» **Passage shown**:
◇ ◇ ◇
I can only suggest inspecting the GC structure and maybe other global stuff for signs of false sharing. It may become a substantial holdback in achieving near-to-linear growth of performance with multiple concurrent threads.

daokoder commented 9 years ago

I can only suggest inspecting the GC structure and maybe other global stuff for signs of false sharing.

For GC structure, not much can be done for this, because the GC structure is mostly accessed by the GC thread alone. Besides the locks, the only field that may be accessed frequently by mutator threads is the idleList field. I think moving it somewhere else won't help much with the current implementation, because even if we remove false sharing of this field between the GC thread and the mutator threads, there is still true sharing of this field between different mutator threads.

dumblob commented 9 years ago

Besides the locks, the only field that may be accessed frequently by mutator threads is the idleList field.
◇ ◇ ◇
» **Extracted information**:
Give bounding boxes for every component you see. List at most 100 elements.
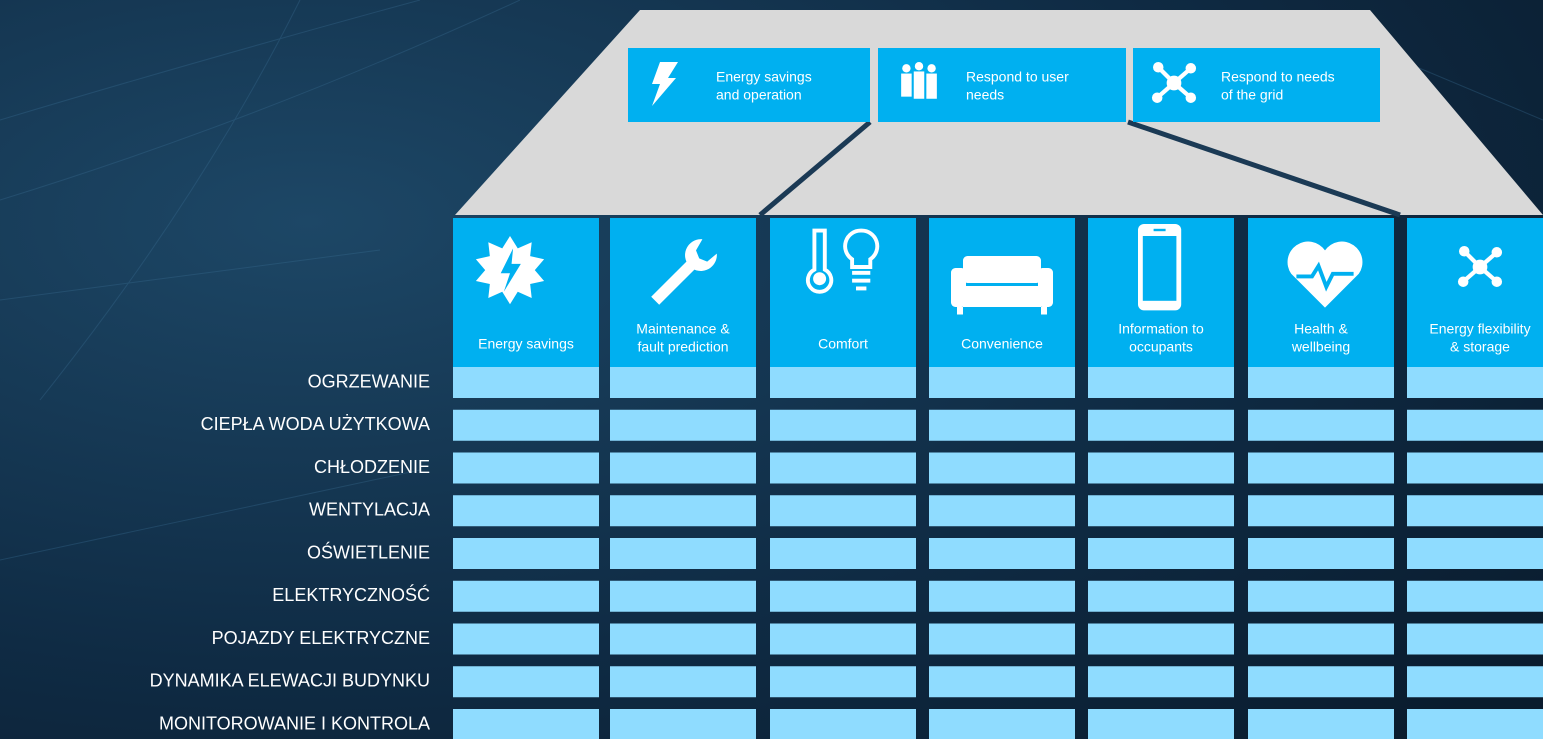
cell [929,495,1075,527]
cell [453,623,599,655]
icon [1138,224,1182,311]
cell [610,409,756,441]
icon-shape [901,73,912,97]
cell [1088,623,1234,655]
icon-shape [1287,241,1363,308]
group-label: Respond to needs [1221,69,1335,85]
group-label: needs [966,87,1004,103]
icon-shape [500,248,521,292]
cell [770,495,916,527]
row-label: WENTYLACJA [309,500,430,520]
column-label: & storage [1450,339,1510,355]
cell [1088,367,1234,398]
cell [929,580,1075,612]
row-label: OŚWIETLENIE [307,541,430,562]
icon-shape [1038,268,1053,307]
icon-shape [1472,259,1488,275]
column-label: wellbeing [1291,339,1350,355]
cell [453,452,599,484]
icon-shape [856,286,867,291]
row-label: POJAZDY ELEKTRYCZNE [212,628,430,648]
icon [1151,62,1197,103]
cell [1407,580,1543,612]
icon-shape [1153,228,1166,232]
icon-shape [1151,92,1163,103]
cell [929,709,1075,739]
group-label: Energy savings [716,69,812,85]
icon-shape [652,62,678,106]
column: Maintenance & fault prediction [610,218,756,739]
cell [610,580,756,612]
column-label: Comfort [818,336,868,352]
icon-shape [843,228,880,269]
icon-shape [1459,246,1470,257]
column: Information to occupants [1088,218,1234,739]
icon-shape [1296,261,1354,292]
cell [1407,666,1543,698]
cell [929,538,1075,569]
row-label: ELEKTRYCZNOŚĆ [272,584,430,605]
icon [901,62,937,99]
group-label: Respond to user [966,69,1069,85]
cell [1088,580,1234,612]
icon-shape [1185,92,1197,103]
icon [475,236,545,305]
cell [610,538,756,569]
row-label: OGRZEWANIE [308,371,430,391]
cell [1248,452,1394,484]
icon-shape [951,268,966,307]
cell [770,367,916,398]
cell [1407,495,1543,527]
icon [805,228,880,294]
icon-shape [651,239,717,305]
cell [1248,367,1394,398]
icon-shape [1185,63,1197,74]
cell [453,580,599,612]
cell [453,409,599,441]
column-label: Information to [1118,321,1204,337]
icon-shape [914,62,924,71]
cell [453,666,599,698]
cell [1088,495,1234,527]
cell [1407,452,1543,484]
cell [929,367,1075,398]
cell [770,666,916,698]
cell [1407,409,1543,441]
cell [610,367,756,398]
cell [1088,709,1234,739]
cell [770,623,916,655]
icon-shape [813,272,827,286]
cell [610,623,756,655]
column: Energy flexibility & storage [1407,218,1543,739]
cell [453,367,599,398]
column-label: occupants [1129,339,1193,355]
column-label: Health & [1294,321,1348,337]
group-box: Respond to user needs [878,48,1126,122]
icon-shape [1491,276,1503,287]
column: Energy savings [453,218,599,739]
cell [1407,709,1543,739]
cell [929,452,1075,484]
cell [1248,409,1394,441]
column-header [1407,218,1543,368]
group-label: of the grid [1221,87,1283,103]
cell [1248,580,1394,612]
icon-shape [1166,75,1182,91]
column-label: Convenience [961,336,1043,352]
cell [770,409,916,441]
column-label: Maintenance & [636,321,730,337]
icon-shape [805,228,834,294]
column-header [770,218,916,368]
cell [453,495,599,527]
cell [1407,538,1543,569]
cell [1088,452,1234,484]
cell [770,452,916,484]
cell [1088,409,1234,441]
group-box: Energy savings and operation [628,48,870,122]
cell [610,495,756,527]
column: Convenience [929,218,1075,739]
icon-shape [913,71,925,99]
cell [770,580,916,612]
background-lines [0,0,1543,561]
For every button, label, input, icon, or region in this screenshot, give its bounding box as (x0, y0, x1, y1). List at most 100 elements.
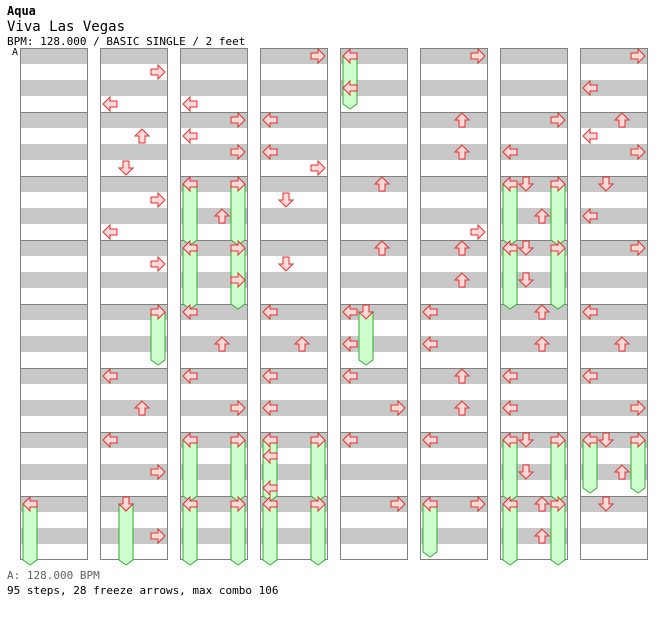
right-arrow-icon (150, 463, 166, 481)
stripe (100, 368, 168, 384)
stripe (100, 80, 168, 96)
freeze-head-right-arrow-icon (150, 303, 166, 321)
stripe (340, 464, 408, 480)
freeze-head-left-arrow-icon (342, 47, 358, 65)
stripe (580, 208, 648, 224)
stripe (420, 112, 488, 128)
stripe (340, 176, 408, 192)
freeze-arrow (422, 503, 438, 558)
stripe (580, 368, 648, 384)
stripe (420, 368, 488, 384)
left-arrow-icon (342, 335, 358, 353)
stripe (420, 432, 488, 448)
freeze-head-right-arrow-icon (230, 239, 246, 257)
right-arrow-icon (630, 399, 646, 417)
freeze-head-left-arrow-icon (262, 431, 278, 449)
stripe (20, 336, 88, 352)
right-arrow-icon (230, 143, 246, 161)
up-arrow-icon (613, 464, 631, 480)
left-arrow-icon (262, 479, 278, 497)
stripe (420, 144, 488, 160)
song-title: Viva Las Vegas (7, 19, 126, 35)
down-arrow-icon (517, 432, 535, 448)
stripe (20, 272, 88, 288)
stripe (20, 208, 88, 224)
freeze-head-left-arrow-icon (262, 495, 278, 513)
stripe (500, 112, 568, 128)
chart-stats: 95 steps, 28 freeze arrows, max combo 10… (7, 584, 279, 597)
stripe (260, 400, 328, 416)
left-arrow-icon (422, 303, 438, 321)
freeze-arrow (118, 503, 134, 566)
stripe (20, 240, 88, 256)
up-arrow-icon (533, 528, 551, 544)
stripe (20, 144, 88, 160)
freeze-head-right-arrow-icon (550, 239, 566, 257)
stripe (260, 368, 328, 384)
stripe (420, 80, 488, 96)
left-arrow-icon (582, 207, 598, 225)
freeze-head-left-arrow-icon (502, 175, 518, 193)
left-arrow-icon (582, 367, 598, 385)
up-arrow-icon (613, 336, 631, 352)
freeze-arrow (230, 503, 246, 566)
right-arrow-icon (310, 47, 326, 65)
stripe (580, 496, 648, 512)
stripe (500, 80, 568, 96)
stripe (100, 400, 168, 416)
stripe (420, 176, 488, 192)
right-arrow-icon (390, 399, 406, 417)
left-arrow-icon (342, 303, 358, 321)
up-arrow-icon (533, 304, 551, 320)
right-arrow-icon (310, 159, 326, 177)
right-arrow-icon (150, 255, 166, 273)
freeze-arrow (150, 311, 166, 366)
down-arrow-icon (597, 496, 615, 512)
stripe (260, 48, 328, 64)
artist-name: Aqua (7, 4, 36, 18)
freeze-head-right-arrow-icon (550, 431, 566, 449)
bpm-marker-label: A (12, 47, 19, 58)
freeze-arrow (182, 503, 198, 566)
stripe (100, 240, 168, 256)
freeze-head-left-arrow-icon (182, 495, 198, 513)
freeze-arrow (502, 247, 518, 310)
right-arrow-icon (150, 527, 166, 545)
left-arrow-icon (262, 303, 278, 321)
right-arrow-icon (150, 191, 166, 209)
left-arrow-icon (182, 95, 198, 113)
stripe (20, 304, 88, 320)
stripe (340, 368, 408, 384)
stripe (20, 464, 88, 480)
left-arrow-icon (262, 111, 278, 129)
freeze-head-right-arrow-icon (630, 431, 646, 449)
stripe (100, 528, 168, 544)
stripe (20, 176, 88, 192)
freeze-head-left-arrow-icon (182, 175, 198, 193)
freeze-arrow (182, 247, 198, 310)
stripe (180, 304, 248, 320)
stripe (180, 144, 248, 160)
stripe (580, 112, 648, 128)
stripe (340, 400, 408, 416)
left-arrow-icon (182, 367, 198, 385)
down-arrow-icon (597, 432, 615, 448)
right-arrow-icon (550, 111, 566, 129)
stripe (420, 304, 488, 320)
up-arrow-icon (453, 112, 471, 128)
freeze-arrow (550, 503, 566, 566)
stripe (500, 400, 568, 416)
freeze-arrow (262, 503, 278, 566)
left-arrow-icon (102, 223, 118, 241)
up-arrow-icon (453, 272, 471, 288)
stripe (100, 464, 168, 480)
down-arrow-icon (517, 176, 535, 192)
left-arrow-icon (422, 431, 438, 449)
up-arrow-icon (453, 368, 471, 384)
left-arrow-icon (182, 303, 198, 321)
right-arrow-icon (630, 239, 646, 257)
stripe (20, 112, 88, 128)
stripe (420, 272, 488, 288)
left-arrow-icon (342, 431, 358, 449)
stripe (340, 112, 408, 128)
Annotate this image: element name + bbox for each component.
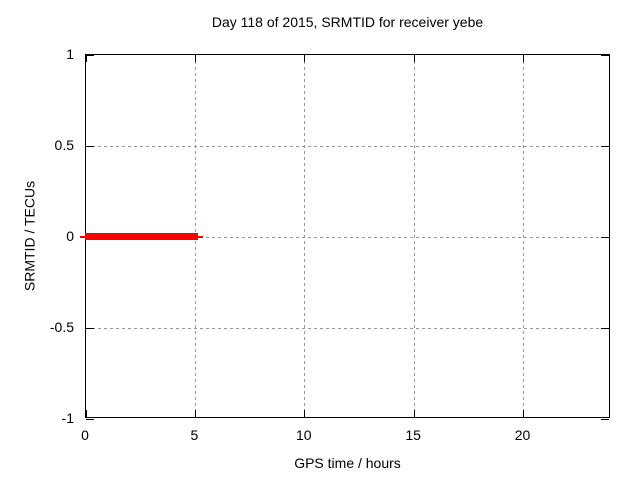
◇ ◇ ◇
» **Actions to take**:
[1] Answer these questions from the thread on GC false sharing:
(a) Besides inspecting the GC structure, what else does the first comment suggest checking for signs of false sharing?
(b) Which thread mostly accesses the GC structure, according to daokoder?
(c) Besides the locks, which field may mutator threads access frequently?
[2] In the thread on GC false sharing, can you turn the paragraph beginning "For GC structure, not much can be done" into a short list that keeps its main points?
[3] How would you extend the thread on GC false sharing from where it stops?

» **Answers for the tasks**:
[1]
(a) Other global stuff.
(b) The GC thread alone.
(c) The idleList field.

[2]
- Not much can be done about false sharing in the GC structure, because mostly the GC thread alone accesses it.
- Besides the locks, idleList is the only field that mutator threads may access frequently.
- Moving idleList somewhere else likely won't help much with the current implementation.
- Removing false sharing between the GC thread and the mutator threads would still leave true sharing of idleList among the mutator threads.

[3]
We can try to check the impact of false sharing by aligning every void pointer in the idleList to cache line size.

Night-walker commented 9 years ago

Also, some low-level optimization can be achieved by using likely() and unlikely() for branch prediction when on GCC:

#ifdef __GNUC__

#ifndef likely
#define likely(x)  __builtin_expect((x),1)
#endif

#ifndef unlikely
#define unlikely(x)  __builtin_expect((x),0)
#endif

#else
#define likely(x) (x)
#define unlikely(x) (x)
#endif

It can be used particularly well for frequently performed error checks: type conformance, NULL checks, etc. Might make a difference for tight loops, depending on the hardware.

Night-walker commented 9 years ago

Clang also supports __builtin_expect, by the way.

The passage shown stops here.